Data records
┄┄┄┄┄┄
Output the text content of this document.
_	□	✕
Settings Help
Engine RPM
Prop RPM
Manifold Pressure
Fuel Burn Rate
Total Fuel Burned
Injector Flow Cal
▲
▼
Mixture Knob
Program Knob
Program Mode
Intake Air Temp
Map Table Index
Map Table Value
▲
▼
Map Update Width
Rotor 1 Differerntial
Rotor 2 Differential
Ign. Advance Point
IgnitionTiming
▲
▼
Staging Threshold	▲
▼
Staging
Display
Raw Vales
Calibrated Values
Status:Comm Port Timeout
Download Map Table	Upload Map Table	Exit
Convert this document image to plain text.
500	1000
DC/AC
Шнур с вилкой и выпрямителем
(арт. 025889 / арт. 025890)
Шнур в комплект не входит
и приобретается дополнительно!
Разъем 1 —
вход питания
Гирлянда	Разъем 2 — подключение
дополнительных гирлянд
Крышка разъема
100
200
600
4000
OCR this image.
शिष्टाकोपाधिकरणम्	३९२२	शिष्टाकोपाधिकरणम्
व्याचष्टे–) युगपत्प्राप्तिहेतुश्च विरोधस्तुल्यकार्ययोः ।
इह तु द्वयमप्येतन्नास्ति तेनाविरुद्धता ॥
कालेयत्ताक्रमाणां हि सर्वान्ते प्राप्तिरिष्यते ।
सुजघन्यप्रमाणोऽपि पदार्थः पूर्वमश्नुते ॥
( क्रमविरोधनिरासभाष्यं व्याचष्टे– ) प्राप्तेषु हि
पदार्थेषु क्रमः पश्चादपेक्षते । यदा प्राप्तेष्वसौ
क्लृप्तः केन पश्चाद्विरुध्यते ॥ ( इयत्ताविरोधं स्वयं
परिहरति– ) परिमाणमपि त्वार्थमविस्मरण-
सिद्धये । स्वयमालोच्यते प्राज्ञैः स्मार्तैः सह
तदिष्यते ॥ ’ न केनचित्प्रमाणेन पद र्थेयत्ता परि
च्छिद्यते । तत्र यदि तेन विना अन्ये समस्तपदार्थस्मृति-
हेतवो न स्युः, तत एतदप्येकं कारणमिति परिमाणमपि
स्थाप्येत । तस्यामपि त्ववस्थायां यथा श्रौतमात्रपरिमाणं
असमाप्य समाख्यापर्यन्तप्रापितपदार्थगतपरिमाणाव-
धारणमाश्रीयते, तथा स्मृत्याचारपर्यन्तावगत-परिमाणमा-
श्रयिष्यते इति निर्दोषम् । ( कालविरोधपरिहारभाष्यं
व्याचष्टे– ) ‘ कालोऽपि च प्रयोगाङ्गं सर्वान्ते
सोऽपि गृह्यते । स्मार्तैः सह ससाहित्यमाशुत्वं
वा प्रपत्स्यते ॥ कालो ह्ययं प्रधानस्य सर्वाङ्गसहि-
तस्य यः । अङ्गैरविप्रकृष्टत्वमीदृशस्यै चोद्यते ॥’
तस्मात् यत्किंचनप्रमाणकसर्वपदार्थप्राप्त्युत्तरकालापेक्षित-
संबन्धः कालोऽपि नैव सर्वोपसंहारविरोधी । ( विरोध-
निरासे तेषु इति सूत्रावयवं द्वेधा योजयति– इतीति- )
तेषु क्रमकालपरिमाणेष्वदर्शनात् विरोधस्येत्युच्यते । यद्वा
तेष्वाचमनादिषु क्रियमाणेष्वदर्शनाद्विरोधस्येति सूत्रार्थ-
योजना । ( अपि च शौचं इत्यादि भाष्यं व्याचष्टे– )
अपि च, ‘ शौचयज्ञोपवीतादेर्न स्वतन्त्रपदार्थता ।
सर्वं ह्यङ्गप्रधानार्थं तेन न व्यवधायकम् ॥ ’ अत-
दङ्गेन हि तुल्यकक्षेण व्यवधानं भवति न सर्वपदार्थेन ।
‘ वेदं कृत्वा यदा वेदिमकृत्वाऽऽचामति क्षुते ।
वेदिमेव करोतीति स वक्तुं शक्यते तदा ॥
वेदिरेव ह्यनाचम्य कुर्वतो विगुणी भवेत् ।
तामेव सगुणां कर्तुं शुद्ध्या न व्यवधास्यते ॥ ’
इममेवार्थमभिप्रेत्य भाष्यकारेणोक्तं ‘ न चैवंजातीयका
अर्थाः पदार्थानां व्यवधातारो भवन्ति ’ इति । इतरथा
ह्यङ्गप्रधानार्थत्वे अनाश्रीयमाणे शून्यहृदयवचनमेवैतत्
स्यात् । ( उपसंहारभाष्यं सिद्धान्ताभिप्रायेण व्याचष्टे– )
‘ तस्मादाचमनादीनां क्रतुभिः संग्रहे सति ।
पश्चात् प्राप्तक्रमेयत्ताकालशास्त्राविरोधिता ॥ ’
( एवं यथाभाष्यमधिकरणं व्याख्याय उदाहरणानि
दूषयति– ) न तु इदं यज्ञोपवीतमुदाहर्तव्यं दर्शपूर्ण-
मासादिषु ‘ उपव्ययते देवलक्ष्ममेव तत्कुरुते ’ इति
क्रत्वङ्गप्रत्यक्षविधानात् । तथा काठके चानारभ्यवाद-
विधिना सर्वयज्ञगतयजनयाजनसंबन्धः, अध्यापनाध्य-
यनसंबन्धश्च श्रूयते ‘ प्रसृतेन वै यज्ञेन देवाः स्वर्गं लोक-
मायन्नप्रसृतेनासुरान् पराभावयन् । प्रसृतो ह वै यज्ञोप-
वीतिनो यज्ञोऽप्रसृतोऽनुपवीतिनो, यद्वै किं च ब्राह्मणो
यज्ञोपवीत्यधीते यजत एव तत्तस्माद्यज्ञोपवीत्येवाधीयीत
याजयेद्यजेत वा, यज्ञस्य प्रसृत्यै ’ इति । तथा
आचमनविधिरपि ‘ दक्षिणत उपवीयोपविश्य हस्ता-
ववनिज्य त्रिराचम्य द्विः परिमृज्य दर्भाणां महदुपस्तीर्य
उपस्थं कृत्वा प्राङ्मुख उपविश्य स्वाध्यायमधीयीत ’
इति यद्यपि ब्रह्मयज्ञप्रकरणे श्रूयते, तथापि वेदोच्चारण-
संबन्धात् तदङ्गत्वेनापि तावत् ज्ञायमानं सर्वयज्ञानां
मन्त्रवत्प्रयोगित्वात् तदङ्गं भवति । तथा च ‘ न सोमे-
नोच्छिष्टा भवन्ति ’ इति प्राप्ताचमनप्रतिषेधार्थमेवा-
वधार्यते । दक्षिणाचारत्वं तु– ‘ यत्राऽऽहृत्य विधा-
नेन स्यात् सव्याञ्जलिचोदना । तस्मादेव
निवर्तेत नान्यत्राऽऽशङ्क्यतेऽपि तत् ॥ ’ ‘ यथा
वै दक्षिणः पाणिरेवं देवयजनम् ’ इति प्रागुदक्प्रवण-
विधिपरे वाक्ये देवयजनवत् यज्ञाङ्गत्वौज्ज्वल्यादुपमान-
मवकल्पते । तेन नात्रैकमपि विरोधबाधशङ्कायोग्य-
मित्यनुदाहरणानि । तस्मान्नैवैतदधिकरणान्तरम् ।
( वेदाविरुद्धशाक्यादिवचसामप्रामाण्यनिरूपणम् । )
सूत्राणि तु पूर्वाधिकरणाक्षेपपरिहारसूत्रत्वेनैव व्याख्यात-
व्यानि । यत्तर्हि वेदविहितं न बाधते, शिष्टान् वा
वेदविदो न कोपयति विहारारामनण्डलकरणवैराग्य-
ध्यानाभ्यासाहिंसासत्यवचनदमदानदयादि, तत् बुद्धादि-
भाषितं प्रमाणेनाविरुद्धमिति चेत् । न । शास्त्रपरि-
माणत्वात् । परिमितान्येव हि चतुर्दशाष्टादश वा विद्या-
┄┄┄┄┄┄
**STATED PROBLEM:** Type the material above out again, exactly.

**TASK SOLUTION:**
Output the text content of this document.
_	□	✕
Settings Help
Engine RPM
Prop RPM
Manifold Pressure
Fuel Burn Rate
Total Fuel Burned
Injector Flow Cal
▲
▼
Mixture Knob
Program Knob
Program Mode
Intake Air Temp
Map Table Index
Map Table Value
▲
▼
Map Update Width
Rotor 1 Differerntial
Rotor 2 Differential
Ign. Advance Point
IgnitionTiming
▲
▼
Staging Threshold	▲
▼
Staging
Display
Raw Vales
Calibrated Values
Status:Comm Port Timeout
Download Map Table	Upload Map Table	Exit
Convert this document image to plain text.
500	1000
DC/AC
Шнур с вилкой и выпрямителем
(арт. 025889 / арт. 025890)
Шнур в комплект не входит
и приобретается дополнительно!
Разъем 1 —
вход питания
Гирлянда	Разъем 2 — подключение
дополнительных гирлянд
Крышка разъема
100
200
600
4000
OCR this image.
शिष्टाकोपाधिकरणम्	३९२२	शिष्टाकोपाधिकरणम्
व्याचष्टे–) युगपत्प्राप्तिहेतुश्च विरोधस्तुल्यकार्ययोः ।
इह तु द्वयमप्येतन्नास्ति तेनाविरुद्धता ॥
कालेयत्ताक्रमाणां हि सर्वान्ते प्राप्तिरिष्यते ।
सुजघन्यप्रमाणोऽपि पदार्थः पूर्वमश्नुते ॥
( क्रमविरोधनिरासभाष्यं व्याचष्टे– ) प्राप्तेषु हि
पदार्थेषु क्रमः पश्चादपेक्षते । यदा प्राप्तेष्वसौ
क्लृप्तः केन पश्चाद्विरुध्यते ॥ ( इयत्ताविरोधं स्वयं
परिहरति– ) परिमाणमपि त्वार्थमविस्मरण-
सिद्धये । स्वयमालोच्यते प्राज्ञैः स्मार्तैः सह
तदिष्यते ॥ ’ न केनचित्प्रमाणेन पद र्थेयत्ता परि
च्छिद्यते । तत्र यदि तेन विना अन्ये समस्तपदार्थस्मृति-
हेतवो न स्युः, तत एतदप्येकं कारणमिति परिमाणमपि
स्थाप्येत । तस्यामपि त्ववस्थायां यथा श्रौतमात्रपरिमाणं
असमाप्य समाख्यापर्यन्तप्रापितपदार्थगतपरिमाणाव-
धारणमाश्रीयते, तथा स्मृत्याचारपर्यन्तावगत-परिमाणमा-
श्रयिष्यते इति निर्दोषम् । ( कालविरोधपरिहारभाष्यं
व्याचष्टे– ) ‘ कालोऽपि च प्रयोगाङ्गं सर्वान्ते
सोऽपि गृह्यते । स्मार्तैः सह ससाहित्यमाशुत्वं
वा प्रपत्स्यते ॥ कालो ह्ययं प्रधानस्य सर्वाङ्गसहि-
तस्य यः । अङ्गैरविप्रकृष्टत्वमीदृशस्यै चोद्यते ॥’
तस्मात् यत्किंचनप्रमाणकसर्वपदार्थप्राप्त्युत्तरकालापेक्षित-
संबन्धः कालोऽपि नैव सर्वोपसंहारविरोधी । ( विरोध-
निरासे तेषु इति सूत्रावयवं द्वेधा योजयति– इतीति- )
तेषु क्रमकालपरिमाणेष्वदर्शनात् विरोधस्येत्युच्यते । यद्वा
तेष्वाचमनादिषु क्रियमाणेष्वदर्शनाद्विरोधस्येति सूत्रार्थ-
योजना । ( अपि च शौचं इत्यादि भाष्यं व्याचष्टे– )
अपि च, ‘ शौचयज्ञोपवीतादेर्न स्वतन्त्रपदार्थता ।
सर्वं ह्यङ्गप्रधानार्थं तेन न व्यवधायकम् ॥ ’ अत-
दङ्गेन हि तुल्यकक्षेण व्यवधानं भवति न सर्वपदार्थेन ।
‘ वेदं कृत्वा यदा वेदिमकृत्वाऽऽचामति क्षुते ।
वेदिमेव करोतीति स वक्तुं शक्यते तदा ॥
वेदिरेव ह्यनाचम्य कुर्वतो विगुणी भवेत् ।
तामेव सगुणां कर्तुं शुद्ध्या न व्यवधास्यते ॥ ’
इममेवार्थमभिप्रेत्य भाष्यकारेणोक्तं ‘ न चैवंजातीयका
अर्थाः पदार्थानां व्यवधातारो भवन्ति ’ इति । इतरथा
ह्यङ्गप्रधानार्थत्वे अनाश्रीयमाणे शून्यहृदयवचनमेवैतत्
स्यात् । ( उपसंहारभाष्यं सिद्धान्ताभिप्रायेण व्याचष्टे– )
‘ तस्मादाचमनादीनां क्रतुभिः संग्रहे सति ।
पश्चात् प्राप्तक्रमेयत्ताकालशास्त्राविरोधिता ॥ ’
( एवं यथाभाष्यमधिकरणं व्याख्याय उदाहरणानि
दूषयति– ) न तु इदं यज्ञोपवीतमुदाहर्तव्यं दर्शपूर्ण-
मासादिषु ‘ उपव्ययते देवलक्ष्ममेव तत्कुरुते ’ इति
क्रत्वङ्गप्रत्यक्षविधानात् । तथा काठके चानारभ्यवाद-
विधिना सर्वयज्ञगतयजनयाजनसंबन्धः, अध्यापनाध्य-
यनसंबन्धश्च श्रूयते ‘ प्रसृतेन वै यज्ञेन देवाः स्वर्गं लोक-
मायन्नप्रसृतेनासुरान् पराभावयन् । प्रसृतो ह वै यज्ञोप-
वीतिनो यज्ञोऽप्रसृतोऽनुपवीतिनो, यद्वै किं च ब्राह्मणो
यज्ञोपवीत्यधीते यजत एव तत्तस्माद्यज्ञोपवीत्येवाधीयीत
याजयेद्यजेत वा, यज्ञस्य प्रसृत्यै ’ इति । तथा
आचमनविधिरपि ‘ दक्षिणत उपवीयोपविश्य हस्ता-
ववनिज्य त्रिराचम्य द्विः परिमृज्य दर्भाणां महदुपस्तीर्य
उपस्थं कृत्वा प्राङ्मुख उपविश्य स्वाध्यायमधीयीत ’
इति यद्यपि ब्रह्मयज्ञप्रकरणे श्रूयते, तथापि वेदोच्चारण-
संबन्धात् तदङ्गत्वेनापि तावत् ज्ञायमानं सर्वयज्ञानां
मन्त्रवत्प्रयोगित्वात् तदङ्गं भवति । तथा च ‘ न सोमे-
नोच्छिष्टा भवन्ति ’ इति प्राप्ताचमनप्रतिषेधार्थमेवा-
वधार्यते । दक्षिणाचारत्वं तु– ‘ यत्राऽऽहृत्य विधा-
नेन स्यात् सव्याञ्जलिचोदना । तस्मादेव
निवर्तेत नान्यत्राऽऽशङ्क्यतेऽपि तत् ॥ ’ ‘ यथा
वै दक्षिणः पाणिरेवं देवयजनम् ’ इति प्रागुदक्प्रवण-
विधिपरे वाक्ये देवयजनवत् यज्ञाङ्गत्वौज्ज्वल्यादुपमान-
मवकल्पते । तेन नात्रैकमपि विरोधबाधशङ्कायोग्य-
मित्यनुदाहरणानि । तस्मान्नैवैतदधिकरणान्तरम् ।
( वेदाविरुद्धशाक्यादिवचसामप्रामाण्यनिरूपणम् । )
सूत्राणि तु पूर्वाधिकरणाक्षेपपरिहारसूत्रत्वेनैव व्याख्यात-
व्यानि । यत्तर्हि वेदविहितं न बाधते, शिष्टान् वा
वेदविदो न कोपयति विहारारामनण्डलकरणवैराग्य-
ध्यानाभ्यासाहिंसासत्यवचनदमदानदयादि, तत् बुद्धादि-
भाषितं प्रमाणेनाविरुद्धमिति चेत् । न । शास्त्रपरि-
माणत्वात् । परिमितान्येव हि चतुर्दशाष्टादश वा विद्या-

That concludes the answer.